[DIRECTIONS]
Without changing a character, return the entries, but not the images they hold.
────────────────────
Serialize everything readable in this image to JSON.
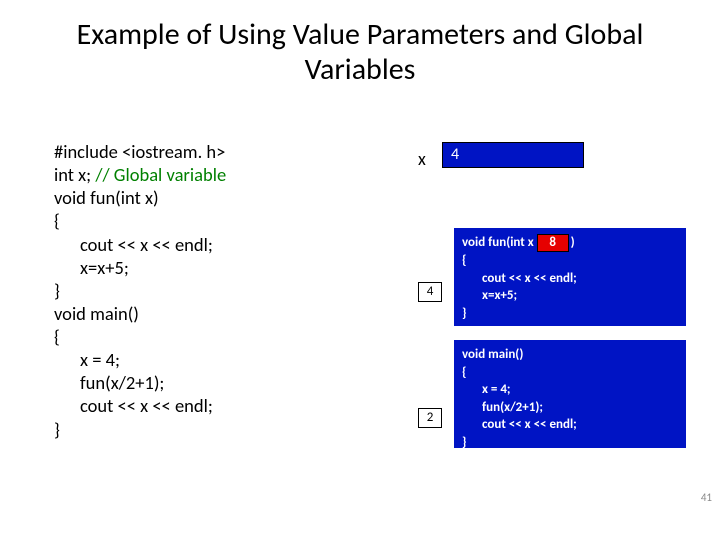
{
  "title": "Example of Using Value Parameters and Global Variables",
  "code": {
    "l1a": "#include <iostream. h>",
    "l2a": "int x; ",
    "l2b": "// Global variable",
    "l3": "void fun(int x)",
    "l4": "{",
    "l5": "cout << x << endl;",
    "l6": "x=x+5;",
    "l7": "}",
    "l8": "void main()",
    "l9": "{",
    "l10": "x = 4;",
    "l11": "fun(x/2+1);",
    "l12": "cout << x << endl;",
    "l13": "}"
  },
  "global_x": {
    "label": "x",
    "value": "4"
  },
  "fun_box": {
    "header_prefix": "void fun(int x",
    "param_value": "8",
    "header_suffix": ")",
    "open": "{",
    "body1": "cout << x << endl;",
    "body2": "x=x+5;",
    "close": "}"
  },
  "main_box": {
    "header": "void main()",
    "open": "{",
    "body1": "x = 4;",
    "body2": "fun(x/2+1);",
    "body3": "cout << x << endl;",
    "close": "}"
  },
  "flying": {
    "four": "4",
    "two": "2"
  },
  "page_number": "41"
}
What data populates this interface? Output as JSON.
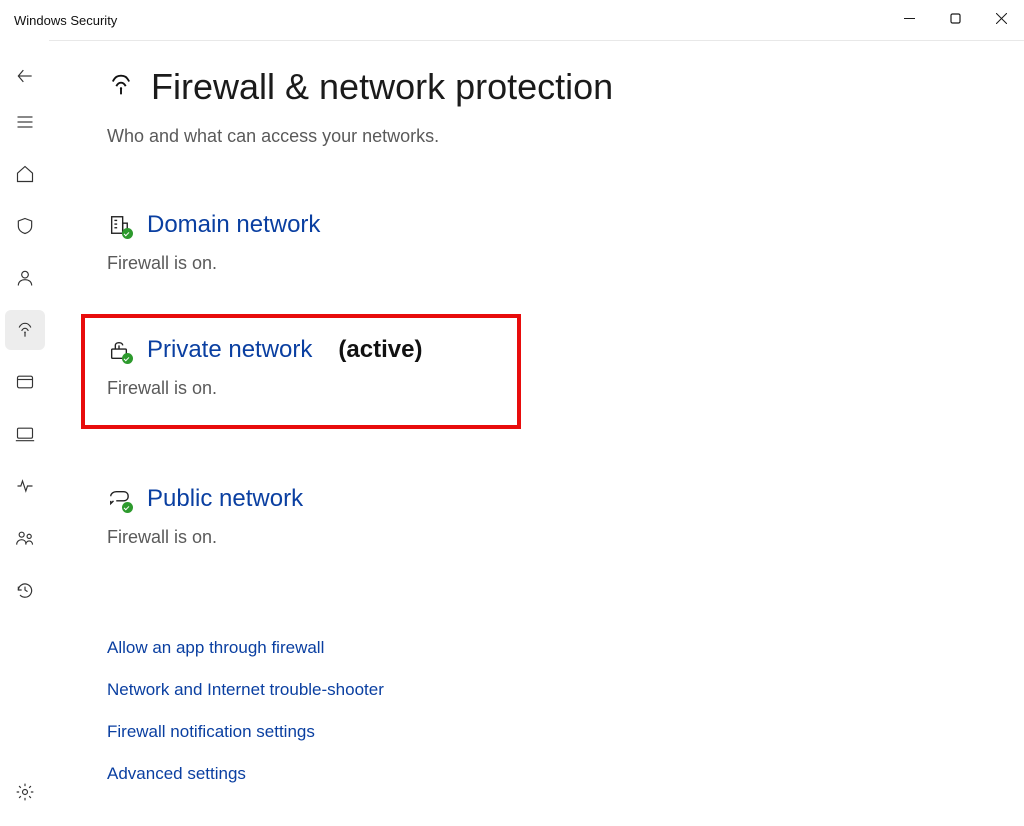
{
  "window": {
    "title": "Windows Security"
  },
  "page": {
    "title": "Firewall & network protection",
    "subtitle": "Who and what can access your networks."
  },
  "networks": {
    "domain": {
      "label": "Domain network",
      "status": "Firewall is on."
    },
    "private": {
      "label": "Private network",
      "active": "(active)",
      "status": "Firewall is on."
    },
    "public": {
      "label": "Public network",
      "status": "Firewall is on."
    }
  },
  "links": {
    "allow": "Allow an app through firewall",
    "trouble": "Network and Internet trouble-shooter",
    "notif": "Firewall notification settings",
    "adv": "Advanced settings"
  }
}
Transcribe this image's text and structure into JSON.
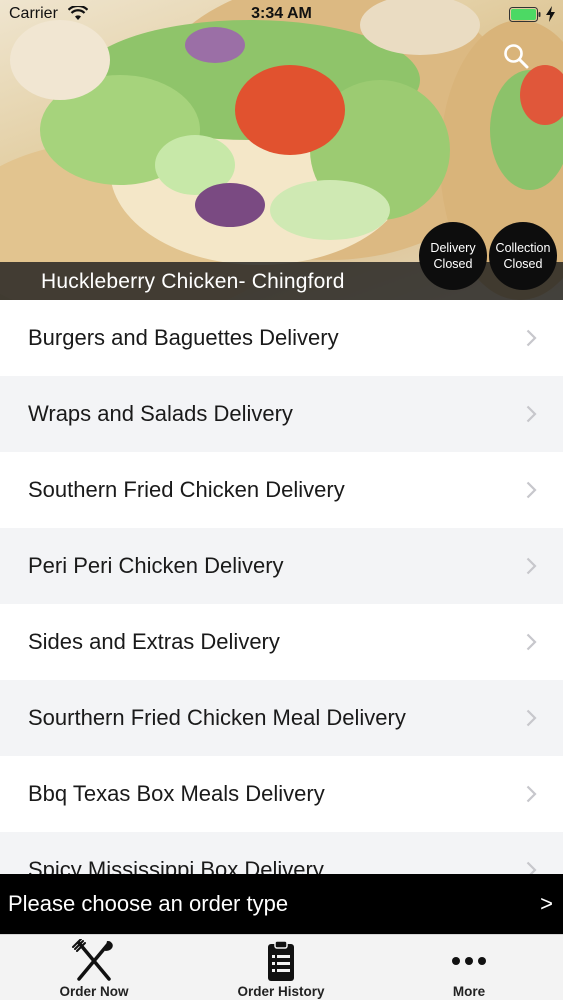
{
  "status_bar": {
    "carrier": "Carrier",
    "time": "3:34 AM",
    "icons": [
      "wifi-icon",
      "battery-icon",
      "bolt-icon"
    ]
  },
  "header": {
    "restaurant_name": "Huckleberry Chicken- Chingford",
    "delivery_status": {
      "line1": "Delivery",
      "line2": "Closed"
    },
    "collection_status": {
      "line1": "Collection",
      "line2": "Closed"
    },
    "search_icon": "search-icon"
  },
  "menu": {
    "items": [
      {
        "label": "Burgers and Baguettes Delivery"
      },
      {
        "label": "Wraps and Salads Delivery"
      },
      {
        "label": "Southern Fried Chicken Delivery"
      },
      {
        "label": "Peri Peri Chicken Delivery"
      },
      {
        "label": "Sides and Extras Delivery"
      },
      {
        "label": "Sourthern Fried Chicken Meal Delivery"
      },
      {
        "label": "Bbq Texas Box Meals Delivery"
      },
      {
        "label": "Spicy Mississippi Box Delivery"
      }
    ]
  },
  "order_type_bar": {
    "text": "Please choose an order type",
    "arrow": ">"
  },
  "tab_bar": {
    "tabs": [
      {
        "label": "Order Now",
        "icon": "fork-knife-icon"
      },
      {
        "label": "Order History",
        "icon": "clipboard-list-icon"
      },
      {
        "label": "More",
        "icon": "more-dots-icon"
      }
    ]
  },
  "colors": {
    "order_bar_bg": "#000000",
    "status_circle_bg": "#0d0d0d",
    "row_alt_bg": "#f3f4f6",
    "battery_green": "#4cd964"
  }
}
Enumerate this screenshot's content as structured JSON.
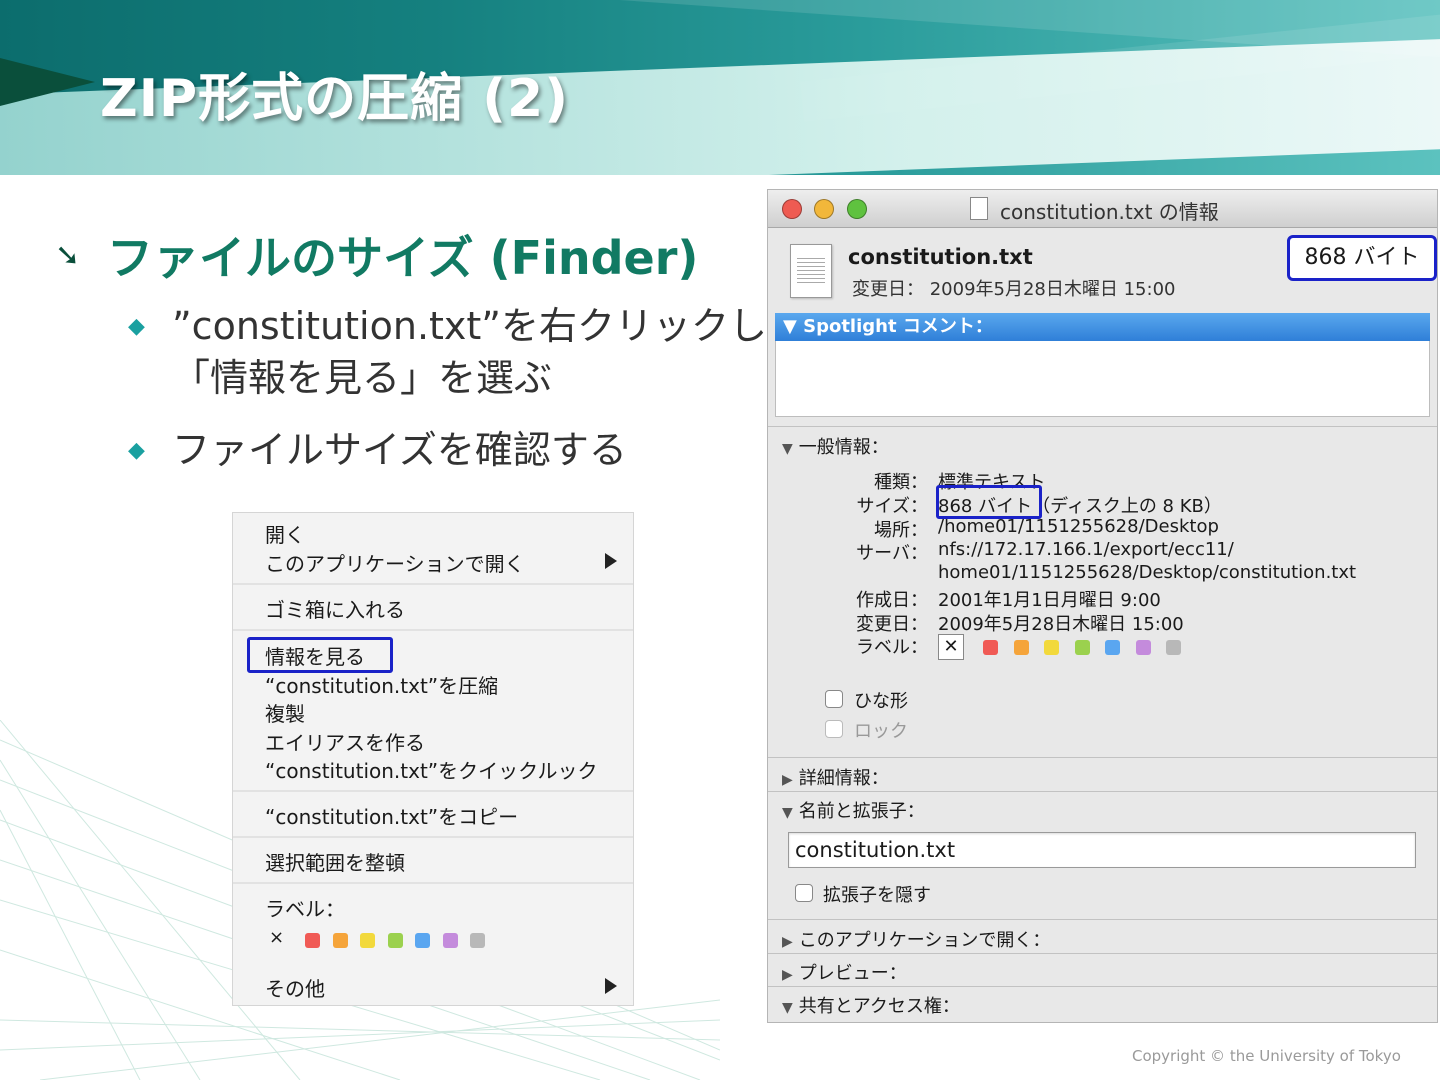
{
  "slide": {
    "title": "ZIP形式の圧縮 (2)",
    "bullet_main": "ファイルのサイズ (Finder)",
    "bullet_sub_1_line1": "”constitution.txt”を右クリックし，",
    "bullet_sub_1_line2": "「情報を見る」を選ぶ",
    "bullet_sub_2": "ファイルサイズを確認する",
    "copyright": "Copyright © the University of Tokyo"
  },
  "context_menu": {
    "open": "開く",
    "open_with": "このアプリケーションで開く",
    "trash": "ゴミ箱に入れる",
    "get_info": "情報を見る",
    "compress": "“constitution.txt”を圧縮",
    "duplicate": "複製",
    "make_alias": "エイリアスを作る",
    "quick_look": "“constitution.txt”をクイックルック",
    "copy": "“constitution.txt”をコピー",
    "clean_up": "選択範囲を整頓",
    "label": "ラベル：",
    "label_clear": "×",
    "other": "その他",
    "label_colors": [
      "#f05a55",
      "#f5a43a",
      "#f2d93c",
      "#9bd14e",
      "#5aa6f0",
      "#c48bdc",
      "#b8b8b8"
    ]
  },
  "info_window": {
    "title": "constitution.txt の情報",
    "file_name": "constitution.txt",
    "modified_summary": "変更日：  2009年5月28日木曜日 15:00",
    "size_badge": "868 バイト",
    "spotlight_header": "▼ Spotlight コメント：",
    "general_header": "一般情報：",
    "general": {
      "kind_key": "種類：",
      "kind_val": "標準テキスト",
      "size_key": "サイズ：",
      "size_val": "868 バイト",
      "size_disk": "（ディスク上の 8 KB）",
      "where_key": "場所：",
      "where_val": "/home01/1151255628/Desktop",
      "server_key": "サーバ：",
      "server_val_1": "nfs://172.17.166.1/export/ecc11/",
      "server_val_2": "home01/1151255628/Desktop/constitution.txt",
      "created_key": "作成日：",
      "created_val": "2001年1月1日月曜日 9:00",
      "modified_key": "変更日：",
      "modified_val": "2009年5月28日木曜日 15:00",
      "label_key": "ラベル：",
      "label_clear": "✕"
    },
    "stationery": "ひな形",
    "locked": "ロック",
    "more_info": "詳細情報：",
    "name_ext_header": "名前と拡張子：",
    "name_field_value": "constitution.txt",
    "hide_ext": "拡張子を隠す",
    "open_with": "このアプリケーションで開く：",
    "preview": "プレビュー：",
    "sharing": "共有とアクセス権：",
    "traffic_lights": [
      "#ee5b52",
      "#f2b73a",
      "#5fc23f"
    ]
  }
}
────────────────────
[RESULT FOR THIS EXERCISE]
Serialize everything readable in this image to JSON.
{
  "title": "Example of Using Value Parameters and Global Variables",
  "code": {
    "l1a": "#include <iostream. h>",
    "l2a": "int x; ",
    "l2b": "// Global variable",
    "l3": "void fun(int x)",
    "l4": "{",
    "l5": "cout << x << endl;",
    "l6": "x=x+5;",
    "l7": "}",
    "l8": "void main()",
    "l9": "{",
    "l10": "x = 4;",
    "l11": "fun(x/2+1);",
    "l12": "cout << x << endl;",
    "l13": "}"
  },
  "global_x": {
    "label": "x",
    "value": "4"
  },
  "fun_box": {
    "header_prefix": "void fun(int x",
    "param_value": "8",
    "header_suffix": ")",
    "open": "{",
    "body1": "cout << x << endl;",
    "body2": "x=x+5;",
    "close": "}"
  },
  "main_box": {
    "header": "void main()",
    "open": "{",
    "body1": "x = 4;",
    "body2": "fun(x/2+1);",
    "body3": "cout << x << endl;",
    "close": "}"
  },
  "flying": {
    "four": "4",
    "two": "2"
  },
  "page_number": "41"
}
What data populates this interface? Output as JSON.
{
  "window": {
    "title": "Windows Security"
  },
  "page": {
    "title": "Firewall & network protection",
    "subtitle": "Who and what can access your networks."
  },
  "networks": {
    "domain": {
      "label": "Domain network",
      "status": "Firewall is on."
    },
    "private": {
      "label": "Private network",
      "active": "(active)",
      "status": "Firewall is on."
    },
    "public": {
      "label": "Public network",
      "status": "Firewall is on."
    }
  },
  "links": {
    "allow": "Allow an app through firewall",
    "trouble": "Network and Internet trouble-shooter",
    "notif": "Firewall notification settings",
    "adv": "Advanced settings"
  }
}
Transcribe this image's text and structure into JSON.
{
  "status_bar": {
    "carrier": "Carrier",
    "time": "3:34 AM",
    "icons": [
      "wifi-icon",
      "battery-icon",
      "bolt-icon"
    ]
  },
  "header": {
    "restaurant_name": "Huckleberry Chicken- Chingford",
    "delivery_status": {
      "line1": "Delivery",
      "line2": "Closed"
    },
    "collection_status": {
      "line1": "Collection",
      "line2": "Closed"
    },
    "search_icon": "search-icon"
  },
  "menu": {
    "items": [
      {
        "label": "Burgers and Baguettes Delivery"
      },
      {
        "label": "Wraps and Salads Delivery"
      },
      {
        "label": "Southern Fried Chicken Delivery"
      },
      {
        "label": "Peri Peri Chicken Delivery"
      },
      {
        "label": "Sides and Extras Delivery"
      },
      {
        "label": "Sourthern Fried Chicken Meal Delivery"
      },
      {
        "label": "Bbq Texas Box Meals Delivery"
      },
      {
        "label": "Spicy Mississippi Box Delivery"
      }
    ]
  },
  "order_type_bar": {
    "text": "Please choose an order type",
    "arrow": ">"
  },
  "tab_bar": {
    "tabs": [
      {
        "label": "Order Now",
        "icon": "fork-knife-icon"
      },
      {
        "label": "Order History",
        "icon": "clipboard-list-icon"
      },
      {
        "label": "More",
        "icon": "more-dots-icon"
      }
    ]
  },
  "colors": {
    "order_bar_bg": "#000000",
    "status_circle_bg": "#0d0d0d",
    "row_alt_bg": "#f3f4f6",
    "battery_green": "#4cd964"
  }
}
Enumerate this screenshot's content as structured JSON.
{
  "slide": {
    "title": "ZIP形式の圧縮 (2)",
    "bullet_main": "ファイルのサイズ (Finder)",
    "bullet_sub_1_line1": "”constitution.txt”を右クリックし，",
    "bullet_sub_1_line2": "「情報を見る」を選ぶ",
    "bullet_sub_2": "ファイルサイズを確認する",
    "copyright": "Copyright © the University of Tokyo"
  },
  "context_menu": {
    "open": "開く",
    "open_with": "このアプリケーションで開く",
    "trash": "ゴミ箱に入れる",
    "get_info": "情報を見る",
    "compress": "“constitution.txt”を圧縮",
    "duplicate": "複製",
    "make_alias": "エイリアスを作る",
    "quick_look": "“constitution.txt”をクイックルック",
    "copy": "“constitution.txt”をコピー",
    "clean_up": "選択範囲を整頓",
    "label": "ラベル：",
    "label_clear": "×",
    "other": "その他",
    "label_colors": [
      "#f05a55",
      "#f5a43a",
      "#f2d93c",
      "#9bd14e",
      "#5aa6f0",
      "#c48bdc",
      "#b8b8b8"
    ]
  },
  "info_window": {
    "title": "constitution.txt の情報",
    "file_name": "constitution.txt",
    "modified_summary": "変更日：  2009年5月28日木曜日 15:00",
    "size_badge": "868 バイト",
    "spotlight_header": "▼ Spotlight コメント：",
    "general_header": "一般情報：",
    "general": {
      "kind_key": "種類：",
      "kind_val": "標準テキスト",
      "size_key": "サイズ：",
      "size_val": "868 バイト",
      "size_disk": "（ディスク上の 8 KB）",
      "where_key": "場所：",
      "where_val": "/home01/1151255628/Desktop",
      "server_key": "サーバ：",
      "server_val_1": "nfs://172.17.166.1/export/ecc11/",
      "server_val_2": "home01/1151255628/Desktop/constitution.txt",
      "created_key": "作成日：",
      "created_val": "2001年1月1日月曜日 9:00",
      "modified_key": "変更日：",
      "modified_val": "2009年5月28日木曜日 15:00",
      "label_key": "ラベル：",
      "label_clear": "✕"
    },
    "stationery": "ひな形",
    "locked": "ロック",
    "more_info": "詳細情報：",
    "name_ext_header": "名前と拡張子：",
    "name_field_value": "constitution.txt",
    "hide_ext": "拡張子を隠す",
    "open_with": "このアプリケーションで開く：",
    "preview": "プレビュー：",
    "sharing": "共有とアクセス権：",
    "traffic_lights": [
      "#ee5b52",
      "#f2b73a",
      "#5fc23f"
    ]
  }
}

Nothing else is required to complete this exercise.